- _Listing wejściowy_
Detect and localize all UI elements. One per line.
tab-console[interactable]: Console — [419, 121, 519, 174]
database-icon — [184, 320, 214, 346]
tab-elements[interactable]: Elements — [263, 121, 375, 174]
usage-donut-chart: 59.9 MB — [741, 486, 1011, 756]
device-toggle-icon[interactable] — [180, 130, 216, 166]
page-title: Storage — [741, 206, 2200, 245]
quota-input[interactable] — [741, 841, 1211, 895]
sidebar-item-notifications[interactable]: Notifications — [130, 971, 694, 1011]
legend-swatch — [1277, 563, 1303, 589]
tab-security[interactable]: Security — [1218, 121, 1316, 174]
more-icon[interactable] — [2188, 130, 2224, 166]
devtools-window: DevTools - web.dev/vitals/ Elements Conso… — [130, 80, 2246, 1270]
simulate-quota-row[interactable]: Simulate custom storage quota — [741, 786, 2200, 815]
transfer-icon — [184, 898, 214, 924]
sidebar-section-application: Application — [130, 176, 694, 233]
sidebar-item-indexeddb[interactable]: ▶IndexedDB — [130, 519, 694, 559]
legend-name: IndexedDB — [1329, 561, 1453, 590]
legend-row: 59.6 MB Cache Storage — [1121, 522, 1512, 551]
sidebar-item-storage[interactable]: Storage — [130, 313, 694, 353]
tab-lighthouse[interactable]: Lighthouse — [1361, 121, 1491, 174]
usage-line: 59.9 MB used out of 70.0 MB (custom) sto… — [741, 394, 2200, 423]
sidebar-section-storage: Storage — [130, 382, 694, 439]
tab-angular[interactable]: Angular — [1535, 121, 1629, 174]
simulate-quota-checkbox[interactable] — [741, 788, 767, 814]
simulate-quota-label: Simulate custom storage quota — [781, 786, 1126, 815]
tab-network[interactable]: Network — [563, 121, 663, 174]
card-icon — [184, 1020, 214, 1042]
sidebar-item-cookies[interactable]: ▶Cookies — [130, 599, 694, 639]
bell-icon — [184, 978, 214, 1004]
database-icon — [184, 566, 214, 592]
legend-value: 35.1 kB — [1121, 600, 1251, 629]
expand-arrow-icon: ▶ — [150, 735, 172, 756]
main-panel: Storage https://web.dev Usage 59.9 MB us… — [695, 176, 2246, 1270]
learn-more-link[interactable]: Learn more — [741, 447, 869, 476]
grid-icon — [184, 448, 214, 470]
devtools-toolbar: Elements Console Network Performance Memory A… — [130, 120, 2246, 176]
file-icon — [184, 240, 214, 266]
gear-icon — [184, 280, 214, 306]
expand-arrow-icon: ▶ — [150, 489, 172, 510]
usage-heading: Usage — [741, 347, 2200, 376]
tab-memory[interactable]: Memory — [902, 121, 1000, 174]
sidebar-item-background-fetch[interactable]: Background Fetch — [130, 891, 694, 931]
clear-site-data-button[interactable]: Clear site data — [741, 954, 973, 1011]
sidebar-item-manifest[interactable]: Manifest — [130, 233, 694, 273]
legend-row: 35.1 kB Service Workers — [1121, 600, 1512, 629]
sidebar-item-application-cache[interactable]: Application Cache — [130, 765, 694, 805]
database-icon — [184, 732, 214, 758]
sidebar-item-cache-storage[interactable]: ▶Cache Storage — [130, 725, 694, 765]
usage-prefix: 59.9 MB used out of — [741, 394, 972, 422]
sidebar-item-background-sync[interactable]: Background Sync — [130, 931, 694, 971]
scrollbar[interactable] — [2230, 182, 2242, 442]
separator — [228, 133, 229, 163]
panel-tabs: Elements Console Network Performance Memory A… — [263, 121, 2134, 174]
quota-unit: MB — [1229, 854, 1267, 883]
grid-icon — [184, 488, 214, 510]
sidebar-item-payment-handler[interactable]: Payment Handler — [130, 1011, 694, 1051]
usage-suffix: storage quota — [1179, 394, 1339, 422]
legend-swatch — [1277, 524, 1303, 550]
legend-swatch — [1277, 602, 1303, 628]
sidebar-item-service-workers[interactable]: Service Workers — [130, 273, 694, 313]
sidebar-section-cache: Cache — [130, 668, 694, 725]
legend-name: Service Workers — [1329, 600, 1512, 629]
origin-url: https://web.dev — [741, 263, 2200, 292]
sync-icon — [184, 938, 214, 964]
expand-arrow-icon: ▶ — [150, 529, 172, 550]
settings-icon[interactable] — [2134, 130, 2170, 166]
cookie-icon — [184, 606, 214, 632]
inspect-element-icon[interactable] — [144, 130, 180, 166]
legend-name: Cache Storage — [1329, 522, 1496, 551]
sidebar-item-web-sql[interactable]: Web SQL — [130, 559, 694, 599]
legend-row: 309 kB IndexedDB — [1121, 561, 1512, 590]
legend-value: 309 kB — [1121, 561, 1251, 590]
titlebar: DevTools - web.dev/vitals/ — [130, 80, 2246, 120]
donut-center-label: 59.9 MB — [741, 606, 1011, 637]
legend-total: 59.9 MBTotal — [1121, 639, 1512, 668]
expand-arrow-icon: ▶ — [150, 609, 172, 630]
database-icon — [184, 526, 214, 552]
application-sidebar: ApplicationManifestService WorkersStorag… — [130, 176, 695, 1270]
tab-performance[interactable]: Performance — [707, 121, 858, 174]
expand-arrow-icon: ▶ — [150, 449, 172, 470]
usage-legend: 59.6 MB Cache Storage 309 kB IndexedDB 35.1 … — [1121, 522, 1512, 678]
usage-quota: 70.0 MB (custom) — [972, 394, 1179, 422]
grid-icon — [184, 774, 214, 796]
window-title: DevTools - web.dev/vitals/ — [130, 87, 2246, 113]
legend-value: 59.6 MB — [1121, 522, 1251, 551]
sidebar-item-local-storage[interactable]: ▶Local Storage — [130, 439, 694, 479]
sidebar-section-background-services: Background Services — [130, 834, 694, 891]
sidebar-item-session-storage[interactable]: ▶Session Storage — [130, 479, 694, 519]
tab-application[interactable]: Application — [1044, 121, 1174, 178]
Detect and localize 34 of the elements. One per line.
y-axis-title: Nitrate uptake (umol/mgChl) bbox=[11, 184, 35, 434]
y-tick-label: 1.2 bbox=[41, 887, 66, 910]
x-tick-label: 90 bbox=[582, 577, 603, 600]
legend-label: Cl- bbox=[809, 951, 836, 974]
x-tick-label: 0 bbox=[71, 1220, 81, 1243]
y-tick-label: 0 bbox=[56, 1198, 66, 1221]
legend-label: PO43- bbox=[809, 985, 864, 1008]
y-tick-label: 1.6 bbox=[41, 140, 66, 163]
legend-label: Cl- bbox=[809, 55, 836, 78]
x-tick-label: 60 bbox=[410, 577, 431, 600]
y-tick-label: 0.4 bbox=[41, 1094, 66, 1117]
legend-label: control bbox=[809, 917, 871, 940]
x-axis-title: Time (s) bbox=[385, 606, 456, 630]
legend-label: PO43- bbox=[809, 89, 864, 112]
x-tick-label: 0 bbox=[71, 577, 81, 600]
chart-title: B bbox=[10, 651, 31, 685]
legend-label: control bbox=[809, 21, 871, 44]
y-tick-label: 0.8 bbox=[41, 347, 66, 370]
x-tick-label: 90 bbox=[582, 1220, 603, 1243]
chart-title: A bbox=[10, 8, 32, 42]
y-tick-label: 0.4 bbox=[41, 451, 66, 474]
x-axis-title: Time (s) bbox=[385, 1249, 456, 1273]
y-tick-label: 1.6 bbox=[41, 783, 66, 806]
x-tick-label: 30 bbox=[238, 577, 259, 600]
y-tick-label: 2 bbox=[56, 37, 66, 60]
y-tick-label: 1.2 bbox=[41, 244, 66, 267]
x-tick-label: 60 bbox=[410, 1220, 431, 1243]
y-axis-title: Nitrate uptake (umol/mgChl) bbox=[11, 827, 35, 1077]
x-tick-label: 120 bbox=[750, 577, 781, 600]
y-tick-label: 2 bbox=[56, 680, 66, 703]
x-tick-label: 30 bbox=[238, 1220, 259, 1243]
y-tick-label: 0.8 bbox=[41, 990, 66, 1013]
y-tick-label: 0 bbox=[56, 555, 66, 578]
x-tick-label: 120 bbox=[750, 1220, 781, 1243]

- _Treść zadania_
Przepisz bez zmian wiersze listingu powyżej, zaczynając od jego pierwszego wiersza i kończąc na wierszu zawierającym „sidebar-item-indexeddb[interactable]: ▶IndexedDB —” (ten wiersz również uwzględnij).

- _Oczekiwany wynik_
Detect and localize all UI elements. One per line.
tab-console[interactable]: Console — [419, 121, 519, 174]
database-icon — [184, 320, 214, 346]
tab-elements[interactable]: Elements — [263, 121, 375, 174]
usage-donut-chart: 59.9 MB — [741, 486, 1011, 756]
device-toggle-icon[interactable] — [180, 130, 216, 166]
page-title: Storage — [741, 206, 2200, 245]
quota-input[interactable] — [741, 841, 1211, 895]
sidebar-item-notifications[interactable]: Notifications — [130, 971, 694, 1011]
legend-swatch — [1277, 563, 1303, 589]
tab-security[interactable]: Security — [1218, 121, 1316, 174]
more-icon[interactable] — [2188, 130, 2224, 166]
devtools-window: DevTools - web.dev/vitals/ Elements Conso… — [130, 80, 2246, 1270]
simulate-quota-row[interactable]: Simulate custom storage quota — [741, 786, 2200, 815]
transfer-icon — [184, 898, 214, 924]
sidebar-section-application: Application — [130, 176, 694, 233]
sidebar-item-indexeddb[interactable]: ▶IndexedDB — [130, 519, 694, 559]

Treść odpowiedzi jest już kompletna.